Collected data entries
-- -- --
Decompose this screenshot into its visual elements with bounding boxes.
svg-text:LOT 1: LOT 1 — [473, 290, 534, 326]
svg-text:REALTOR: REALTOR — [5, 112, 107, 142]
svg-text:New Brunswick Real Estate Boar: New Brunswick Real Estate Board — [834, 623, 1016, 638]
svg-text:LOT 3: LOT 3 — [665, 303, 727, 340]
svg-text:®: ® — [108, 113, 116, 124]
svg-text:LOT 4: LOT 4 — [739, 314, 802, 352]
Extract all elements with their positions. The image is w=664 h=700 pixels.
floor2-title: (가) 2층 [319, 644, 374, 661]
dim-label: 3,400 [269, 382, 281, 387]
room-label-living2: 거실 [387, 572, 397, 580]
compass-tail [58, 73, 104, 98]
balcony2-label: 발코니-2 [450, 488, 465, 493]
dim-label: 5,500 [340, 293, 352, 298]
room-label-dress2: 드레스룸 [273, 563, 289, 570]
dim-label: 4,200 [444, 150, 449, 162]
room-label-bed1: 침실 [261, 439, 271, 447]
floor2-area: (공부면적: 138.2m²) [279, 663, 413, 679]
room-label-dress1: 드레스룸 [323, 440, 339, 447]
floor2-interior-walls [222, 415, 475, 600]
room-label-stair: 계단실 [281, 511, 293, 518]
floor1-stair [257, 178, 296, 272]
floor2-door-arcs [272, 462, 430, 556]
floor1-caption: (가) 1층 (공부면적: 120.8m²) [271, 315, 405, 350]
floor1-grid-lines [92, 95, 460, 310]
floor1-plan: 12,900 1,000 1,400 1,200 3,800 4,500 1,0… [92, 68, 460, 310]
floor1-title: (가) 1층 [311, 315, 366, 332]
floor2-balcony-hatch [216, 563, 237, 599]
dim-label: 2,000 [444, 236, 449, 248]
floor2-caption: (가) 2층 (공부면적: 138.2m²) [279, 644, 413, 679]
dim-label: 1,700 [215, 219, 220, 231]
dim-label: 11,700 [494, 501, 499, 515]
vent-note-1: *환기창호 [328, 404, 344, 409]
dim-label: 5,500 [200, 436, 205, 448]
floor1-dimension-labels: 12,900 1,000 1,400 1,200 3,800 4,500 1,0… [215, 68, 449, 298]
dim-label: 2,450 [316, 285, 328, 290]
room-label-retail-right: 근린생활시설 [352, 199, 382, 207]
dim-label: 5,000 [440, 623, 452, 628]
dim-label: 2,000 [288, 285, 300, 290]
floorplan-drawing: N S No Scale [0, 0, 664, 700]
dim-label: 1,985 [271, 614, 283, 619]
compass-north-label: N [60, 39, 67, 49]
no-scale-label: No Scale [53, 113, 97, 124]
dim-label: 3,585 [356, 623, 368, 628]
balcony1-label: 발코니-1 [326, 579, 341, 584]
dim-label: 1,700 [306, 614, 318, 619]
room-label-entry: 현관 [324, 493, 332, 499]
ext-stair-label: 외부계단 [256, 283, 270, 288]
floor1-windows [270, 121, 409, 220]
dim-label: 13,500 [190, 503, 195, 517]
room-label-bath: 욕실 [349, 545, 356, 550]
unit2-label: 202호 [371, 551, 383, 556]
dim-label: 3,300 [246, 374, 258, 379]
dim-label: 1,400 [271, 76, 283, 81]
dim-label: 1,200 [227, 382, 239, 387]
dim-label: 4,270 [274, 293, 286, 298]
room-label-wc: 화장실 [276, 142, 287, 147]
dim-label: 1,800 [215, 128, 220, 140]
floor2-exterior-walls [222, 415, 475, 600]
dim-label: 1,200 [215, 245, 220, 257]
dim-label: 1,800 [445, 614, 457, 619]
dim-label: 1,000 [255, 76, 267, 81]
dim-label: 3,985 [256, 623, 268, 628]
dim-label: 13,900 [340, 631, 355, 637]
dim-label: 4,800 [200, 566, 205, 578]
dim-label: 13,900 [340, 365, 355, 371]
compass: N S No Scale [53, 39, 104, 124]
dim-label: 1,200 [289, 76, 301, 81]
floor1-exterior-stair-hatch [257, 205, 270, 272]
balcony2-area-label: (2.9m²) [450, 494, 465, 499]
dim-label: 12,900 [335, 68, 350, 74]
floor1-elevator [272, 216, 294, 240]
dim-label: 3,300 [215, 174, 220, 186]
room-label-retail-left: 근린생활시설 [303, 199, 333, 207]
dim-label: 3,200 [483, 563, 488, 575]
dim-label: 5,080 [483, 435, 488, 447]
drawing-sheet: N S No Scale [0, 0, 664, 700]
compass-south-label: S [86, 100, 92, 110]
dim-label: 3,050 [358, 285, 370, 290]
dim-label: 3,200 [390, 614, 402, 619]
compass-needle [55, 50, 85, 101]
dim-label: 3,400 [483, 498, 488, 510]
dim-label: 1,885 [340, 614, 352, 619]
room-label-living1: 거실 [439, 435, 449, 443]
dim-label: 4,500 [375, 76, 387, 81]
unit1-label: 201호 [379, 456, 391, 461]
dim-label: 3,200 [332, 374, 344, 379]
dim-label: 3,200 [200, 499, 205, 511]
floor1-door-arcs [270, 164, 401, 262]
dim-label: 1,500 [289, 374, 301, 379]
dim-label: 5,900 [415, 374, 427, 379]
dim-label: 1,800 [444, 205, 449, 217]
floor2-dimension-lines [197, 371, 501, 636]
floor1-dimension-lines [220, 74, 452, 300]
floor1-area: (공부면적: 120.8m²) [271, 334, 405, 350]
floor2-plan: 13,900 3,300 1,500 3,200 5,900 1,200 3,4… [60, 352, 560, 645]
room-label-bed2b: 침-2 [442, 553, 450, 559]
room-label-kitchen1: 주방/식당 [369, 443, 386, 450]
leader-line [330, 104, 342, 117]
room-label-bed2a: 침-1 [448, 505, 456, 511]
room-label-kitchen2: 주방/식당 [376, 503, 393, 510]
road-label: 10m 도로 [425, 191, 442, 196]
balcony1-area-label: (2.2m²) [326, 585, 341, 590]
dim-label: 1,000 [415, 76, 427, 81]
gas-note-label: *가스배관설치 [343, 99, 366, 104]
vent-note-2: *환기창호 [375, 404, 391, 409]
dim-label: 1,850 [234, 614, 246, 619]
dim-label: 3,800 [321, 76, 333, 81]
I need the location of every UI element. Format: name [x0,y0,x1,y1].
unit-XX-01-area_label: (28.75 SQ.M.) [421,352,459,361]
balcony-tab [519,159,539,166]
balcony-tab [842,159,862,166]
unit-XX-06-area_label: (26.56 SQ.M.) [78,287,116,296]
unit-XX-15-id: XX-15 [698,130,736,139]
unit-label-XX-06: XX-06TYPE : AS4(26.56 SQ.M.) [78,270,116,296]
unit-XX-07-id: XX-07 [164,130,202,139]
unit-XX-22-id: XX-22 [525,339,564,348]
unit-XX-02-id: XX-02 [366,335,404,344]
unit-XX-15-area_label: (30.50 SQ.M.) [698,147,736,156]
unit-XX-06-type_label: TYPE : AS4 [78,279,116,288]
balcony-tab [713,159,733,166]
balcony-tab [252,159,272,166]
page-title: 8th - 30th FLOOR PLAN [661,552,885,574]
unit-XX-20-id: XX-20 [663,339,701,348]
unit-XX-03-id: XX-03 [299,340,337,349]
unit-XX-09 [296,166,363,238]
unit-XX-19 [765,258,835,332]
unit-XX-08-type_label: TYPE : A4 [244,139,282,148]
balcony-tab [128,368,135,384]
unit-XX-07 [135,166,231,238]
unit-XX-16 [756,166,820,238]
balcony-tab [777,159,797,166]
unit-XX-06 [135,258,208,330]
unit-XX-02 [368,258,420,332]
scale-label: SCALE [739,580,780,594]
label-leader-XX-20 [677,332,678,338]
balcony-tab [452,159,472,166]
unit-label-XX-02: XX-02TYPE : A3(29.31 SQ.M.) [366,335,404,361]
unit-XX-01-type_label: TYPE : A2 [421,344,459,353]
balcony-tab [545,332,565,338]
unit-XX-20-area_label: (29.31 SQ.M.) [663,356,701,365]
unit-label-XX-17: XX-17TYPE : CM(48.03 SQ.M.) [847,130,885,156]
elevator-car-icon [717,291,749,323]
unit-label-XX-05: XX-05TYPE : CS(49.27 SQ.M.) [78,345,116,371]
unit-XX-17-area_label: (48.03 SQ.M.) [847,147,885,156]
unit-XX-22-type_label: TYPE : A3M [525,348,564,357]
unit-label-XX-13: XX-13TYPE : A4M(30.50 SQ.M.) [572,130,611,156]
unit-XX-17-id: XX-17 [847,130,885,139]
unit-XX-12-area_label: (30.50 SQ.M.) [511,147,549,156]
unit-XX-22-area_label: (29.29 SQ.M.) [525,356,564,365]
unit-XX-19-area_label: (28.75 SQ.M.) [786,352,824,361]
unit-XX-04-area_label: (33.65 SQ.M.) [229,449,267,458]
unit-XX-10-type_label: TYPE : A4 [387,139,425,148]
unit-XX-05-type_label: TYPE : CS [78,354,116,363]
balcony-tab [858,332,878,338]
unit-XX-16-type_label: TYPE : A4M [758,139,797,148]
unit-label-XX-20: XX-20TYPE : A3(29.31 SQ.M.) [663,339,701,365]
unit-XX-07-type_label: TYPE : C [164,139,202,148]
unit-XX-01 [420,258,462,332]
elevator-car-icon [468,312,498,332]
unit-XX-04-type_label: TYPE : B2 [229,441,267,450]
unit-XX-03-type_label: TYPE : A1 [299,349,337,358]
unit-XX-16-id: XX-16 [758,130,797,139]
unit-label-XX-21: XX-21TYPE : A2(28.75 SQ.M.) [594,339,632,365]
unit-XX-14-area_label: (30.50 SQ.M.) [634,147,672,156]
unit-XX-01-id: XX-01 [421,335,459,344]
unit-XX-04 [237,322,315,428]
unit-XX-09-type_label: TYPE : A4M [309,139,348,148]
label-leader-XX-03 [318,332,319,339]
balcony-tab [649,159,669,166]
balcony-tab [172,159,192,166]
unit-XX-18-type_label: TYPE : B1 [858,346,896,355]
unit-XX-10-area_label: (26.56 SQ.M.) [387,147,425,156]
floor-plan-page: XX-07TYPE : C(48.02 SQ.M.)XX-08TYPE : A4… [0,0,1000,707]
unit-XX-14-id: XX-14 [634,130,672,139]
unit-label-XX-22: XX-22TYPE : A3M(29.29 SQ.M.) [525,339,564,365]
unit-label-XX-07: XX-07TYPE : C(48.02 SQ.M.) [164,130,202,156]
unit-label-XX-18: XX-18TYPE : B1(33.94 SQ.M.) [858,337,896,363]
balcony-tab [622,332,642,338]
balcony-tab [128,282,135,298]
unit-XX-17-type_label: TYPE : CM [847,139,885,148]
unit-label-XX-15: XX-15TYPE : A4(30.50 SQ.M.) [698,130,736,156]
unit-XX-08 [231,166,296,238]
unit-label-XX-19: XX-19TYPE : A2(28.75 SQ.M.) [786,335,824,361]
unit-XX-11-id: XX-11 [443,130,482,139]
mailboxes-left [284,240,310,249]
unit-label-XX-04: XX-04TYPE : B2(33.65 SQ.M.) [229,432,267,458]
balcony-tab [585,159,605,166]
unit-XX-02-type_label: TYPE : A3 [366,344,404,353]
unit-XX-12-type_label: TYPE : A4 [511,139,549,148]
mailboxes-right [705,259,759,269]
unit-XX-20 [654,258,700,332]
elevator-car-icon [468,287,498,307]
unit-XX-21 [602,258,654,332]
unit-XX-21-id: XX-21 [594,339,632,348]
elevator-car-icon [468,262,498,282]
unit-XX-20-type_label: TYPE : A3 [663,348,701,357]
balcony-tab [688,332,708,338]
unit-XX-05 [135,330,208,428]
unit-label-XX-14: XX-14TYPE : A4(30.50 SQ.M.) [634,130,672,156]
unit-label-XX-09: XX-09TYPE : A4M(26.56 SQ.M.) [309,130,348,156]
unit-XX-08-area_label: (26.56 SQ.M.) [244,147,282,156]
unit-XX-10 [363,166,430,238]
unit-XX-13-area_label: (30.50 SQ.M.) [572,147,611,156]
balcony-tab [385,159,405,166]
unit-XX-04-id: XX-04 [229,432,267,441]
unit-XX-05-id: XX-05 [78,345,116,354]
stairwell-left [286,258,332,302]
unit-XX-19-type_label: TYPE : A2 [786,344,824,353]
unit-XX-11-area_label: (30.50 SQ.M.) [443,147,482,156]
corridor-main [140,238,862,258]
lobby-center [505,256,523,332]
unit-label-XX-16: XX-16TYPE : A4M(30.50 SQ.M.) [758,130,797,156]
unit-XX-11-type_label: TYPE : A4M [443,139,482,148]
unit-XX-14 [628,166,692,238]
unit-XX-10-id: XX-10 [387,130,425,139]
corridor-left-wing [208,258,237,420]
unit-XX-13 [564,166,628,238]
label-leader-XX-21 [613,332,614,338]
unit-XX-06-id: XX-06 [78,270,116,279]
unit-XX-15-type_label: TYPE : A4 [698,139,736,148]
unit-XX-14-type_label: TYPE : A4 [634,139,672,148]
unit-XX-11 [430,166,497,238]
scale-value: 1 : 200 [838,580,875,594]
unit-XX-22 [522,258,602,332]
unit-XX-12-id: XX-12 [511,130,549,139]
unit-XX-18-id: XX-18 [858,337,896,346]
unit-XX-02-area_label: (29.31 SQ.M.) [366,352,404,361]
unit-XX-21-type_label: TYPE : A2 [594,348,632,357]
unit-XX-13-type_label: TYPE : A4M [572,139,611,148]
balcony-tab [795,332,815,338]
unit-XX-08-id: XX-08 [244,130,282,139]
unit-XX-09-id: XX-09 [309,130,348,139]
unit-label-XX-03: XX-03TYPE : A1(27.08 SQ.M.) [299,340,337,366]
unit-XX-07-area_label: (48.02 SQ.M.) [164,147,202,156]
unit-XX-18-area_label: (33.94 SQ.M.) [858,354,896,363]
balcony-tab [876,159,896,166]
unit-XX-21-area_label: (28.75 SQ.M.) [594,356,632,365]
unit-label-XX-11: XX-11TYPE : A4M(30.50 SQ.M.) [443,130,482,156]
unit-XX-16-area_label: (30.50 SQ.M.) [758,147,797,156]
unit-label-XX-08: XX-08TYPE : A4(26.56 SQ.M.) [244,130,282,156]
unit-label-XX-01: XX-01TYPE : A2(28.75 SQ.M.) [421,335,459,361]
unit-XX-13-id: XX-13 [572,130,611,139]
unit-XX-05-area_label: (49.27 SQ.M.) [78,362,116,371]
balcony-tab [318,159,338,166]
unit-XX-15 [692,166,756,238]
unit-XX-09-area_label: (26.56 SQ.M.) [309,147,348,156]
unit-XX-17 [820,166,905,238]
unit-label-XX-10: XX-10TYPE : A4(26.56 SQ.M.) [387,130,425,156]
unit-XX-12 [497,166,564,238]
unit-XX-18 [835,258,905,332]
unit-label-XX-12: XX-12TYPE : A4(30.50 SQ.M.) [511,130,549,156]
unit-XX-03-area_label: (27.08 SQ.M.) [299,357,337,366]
-- -- --
What to produce:
Copy out every line of the items from the start down to the line containing "balcony2-label: 발코니-2 [450, 488, 465, 493]", with both ends included. Reproduce those lines exactly and add nothing else.

Completed exercise:
Decompose this screenshot into its visual elements with bounding boxes.
svg-text:LOT 1: LOT 1 — [473, 290, 534, 326]
svg-text:REALTOR: REALTOR — [5, 112, 107, 142]
svg-text:New Brunswick Real Estate Boar: New Brunswick Real Estate Board — [834, 623, 1016, 638]
svg-text:LOT 3: LOT 3 — [665, 303, 727, 340]
svg-text:®: ® — [108, 113, 116, 124]
svg-text:LOT 4: LOT 4 — [739, 314, 802, 352]
Extract all elements with their positions. The image is w=664 h=700 pixels.
floor2-title: (가) 2층 [319, 644, 374, 661]
dim-label: 3,400 [269, 382, 281, 387]
room-label-living2: 거실 [387, 572, 397, 580]
compass-tail [58, 73, 104, 98]
balcony2-label: 발코니-2 [450, 488, 465, 493]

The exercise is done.